Task directions: Quote the listing below in its entirety.

Supplied material:
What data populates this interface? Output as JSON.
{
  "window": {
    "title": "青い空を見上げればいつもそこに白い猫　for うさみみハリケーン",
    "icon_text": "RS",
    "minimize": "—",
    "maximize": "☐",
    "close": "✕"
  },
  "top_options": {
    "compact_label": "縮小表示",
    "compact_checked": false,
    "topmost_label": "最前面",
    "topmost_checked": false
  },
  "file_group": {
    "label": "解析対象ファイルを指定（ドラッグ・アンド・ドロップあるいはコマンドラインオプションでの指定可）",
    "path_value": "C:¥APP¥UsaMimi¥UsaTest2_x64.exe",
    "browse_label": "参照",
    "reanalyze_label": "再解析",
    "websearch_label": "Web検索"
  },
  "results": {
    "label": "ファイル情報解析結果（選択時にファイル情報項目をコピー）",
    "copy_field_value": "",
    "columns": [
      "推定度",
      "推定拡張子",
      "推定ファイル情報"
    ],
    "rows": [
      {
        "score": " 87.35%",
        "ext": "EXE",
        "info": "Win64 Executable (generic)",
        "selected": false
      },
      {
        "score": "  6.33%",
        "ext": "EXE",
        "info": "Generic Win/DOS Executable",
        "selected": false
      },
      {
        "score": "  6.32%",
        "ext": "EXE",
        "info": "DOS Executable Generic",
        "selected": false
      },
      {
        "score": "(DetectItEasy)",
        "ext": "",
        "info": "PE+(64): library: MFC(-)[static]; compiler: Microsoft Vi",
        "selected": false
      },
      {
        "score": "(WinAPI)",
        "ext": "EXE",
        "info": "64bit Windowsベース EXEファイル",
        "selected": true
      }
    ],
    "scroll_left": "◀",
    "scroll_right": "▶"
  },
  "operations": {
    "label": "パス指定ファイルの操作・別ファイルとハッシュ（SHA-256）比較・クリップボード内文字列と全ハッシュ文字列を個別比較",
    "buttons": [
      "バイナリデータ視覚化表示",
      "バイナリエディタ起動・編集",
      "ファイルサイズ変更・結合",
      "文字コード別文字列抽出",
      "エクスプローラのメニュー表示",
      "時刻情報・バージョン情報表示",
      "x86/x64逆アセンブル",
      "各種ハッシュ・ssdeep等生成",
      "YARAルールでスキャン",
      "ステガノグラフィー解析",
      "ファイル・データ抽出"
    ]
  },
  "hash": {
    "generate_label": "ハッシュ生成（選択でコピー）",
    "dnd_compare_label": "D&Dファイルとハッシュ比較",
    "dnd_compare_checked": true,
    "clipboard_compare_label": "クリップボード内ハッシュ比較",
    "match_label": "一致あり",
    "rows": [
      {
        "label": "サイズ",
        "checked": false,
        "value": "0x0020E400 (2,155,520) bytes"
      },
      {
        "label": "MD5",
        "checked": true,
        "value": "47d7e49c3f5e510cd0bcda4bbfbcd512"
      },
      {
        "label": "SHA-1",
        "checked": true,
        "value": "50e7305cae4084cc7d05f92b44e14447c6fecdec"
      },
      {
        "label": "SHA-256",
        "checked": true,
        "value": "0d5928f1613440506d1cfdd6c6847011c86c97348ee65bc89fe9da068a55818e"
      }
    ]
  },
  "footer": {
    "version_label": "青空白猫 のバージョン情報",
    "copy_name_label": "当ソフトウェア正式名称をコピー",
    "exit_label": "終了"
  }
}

Solution to the exercise:
What data populates this interface? Output as JSON.
{
  "window": {
    "title": "青い空を見上げればいつもそこに白い猫　for うさみみハリケーン",
    "icon_text": "RS",
    "minimize": "—",
    "maximize": "☐",
    "close": "✕"
  },
  "top_options": {
    "compact_label": "縮小表示",
    "compact_checked": false,
    "topmost_label": "最前面",
    "topmost_checked": false
  },
  "file_group": {
    "label": "解析対象ファイルを指定（ドラッグ・アンド・ドロップあるいはコマンドラインオプションでの指定可）",
    "path_value": "C:¥APP¥UsaMimi¥UsaTest2_x64.exe",
    "browse_label": "参照",
    "reanalyze_label": "再解析",
    "websearch_label": "Web検索"
  },
  "results": {
    "label": "ファイル情報解析結果（選択時にファイル情報項目をコピー）",
    "copy_field_value": "",
    "columns": [
      "推定度",
      "推定拡張子",
      "推定ファイル情報"
    ],
    "rows": [
      {
        "score": " 87.35%",
        "ext": "EXE",
        "info": "Win64 Executable (generic)",
        "selected": false
      },
      {
        "score": "  6.33%",
        "ext": "EXE",
        "info": "Generic Win/DOS Executable",
        "selected": false
      },
      {
        "score": "  6.32%",
        "ext": "EXE",
        "info": "DOS Executable Generic",
        "selected": false
      },
      {
        "score": "(DetectItEasy)",
        "ext": "",
        "info": "PE+(64): library: MFC(-)[static]; compiler: Microsoft Vi",
        "selected": false
      },
      {
        "score": "(WinAPI)",
        "ext": "EXE",
        "info": "64bit Windowsベース EXEファイル",
        "selected": true
      }
    ],
    "scroll_left": "◀",
    "scroll_right": "▶"
  },
  "operations": {
    "label": "パス指定ファイルの操作・別ファイルとハッシュ（SHA-256）比較・クリップボード内文字列と全ハッシュ文字列を個別比較",
    "buttons": [
      "バイナリデータ視覚化表示",
      "バイナリエディタ起動・編集",
      "ファイルサイズ変更・結合",
      "文字コード別文字列抽出",
      "エクスプローラのメニュー表示",
      "時刻情報・バージョン情報表示",
      "x86/x64逆アセンブル",
      "各種ハッシュ・ssdeep等生成",
      "YARAルールでスキャン",
      "ステガノグラフィー解析",
      "ファイル・データ抽出"
    ]
  },
  "hash": {
    "generate_label": "ハッシュ生成（選択でコピー）",
    "dnd_compare_label": "D&Dファイルとハッシュ比較",
    "dnd_compare_checked": true,
    "clipboard_compare_label": "クリップボード内ハッシュ比較",
    "match_label": "一致あり",
    "rows": [
      {
        "label": "サイズ",
        "checked": false,
        "value": "0x0020E400 (2,155,520) bytes"
      },
      {
        "label": "MD5",
        "checked": true,
        "value": "47d7e49c3f5e510cd0bcda4bbfbcd512"
      },
      {
        "label": "SHA-1",
        "checked": true,
        "value": "50e7305cae4084cc7d05f92b44e14447c6fecdec"
      },
      {
        "label": "SHA-256",
        "checked": true,
        "value": "0d5928f1613440506d1cfdd6c6847011c86c97348ee65bc89fe9da068a55818e"
      }
    ]
  },
  "footer": {
    "version_label": "青空白猫 のバージョン情報",
    "copy_name_label": "当ソフトウェア正式名称をコピー",
    "exit_label": "終了"
  }
}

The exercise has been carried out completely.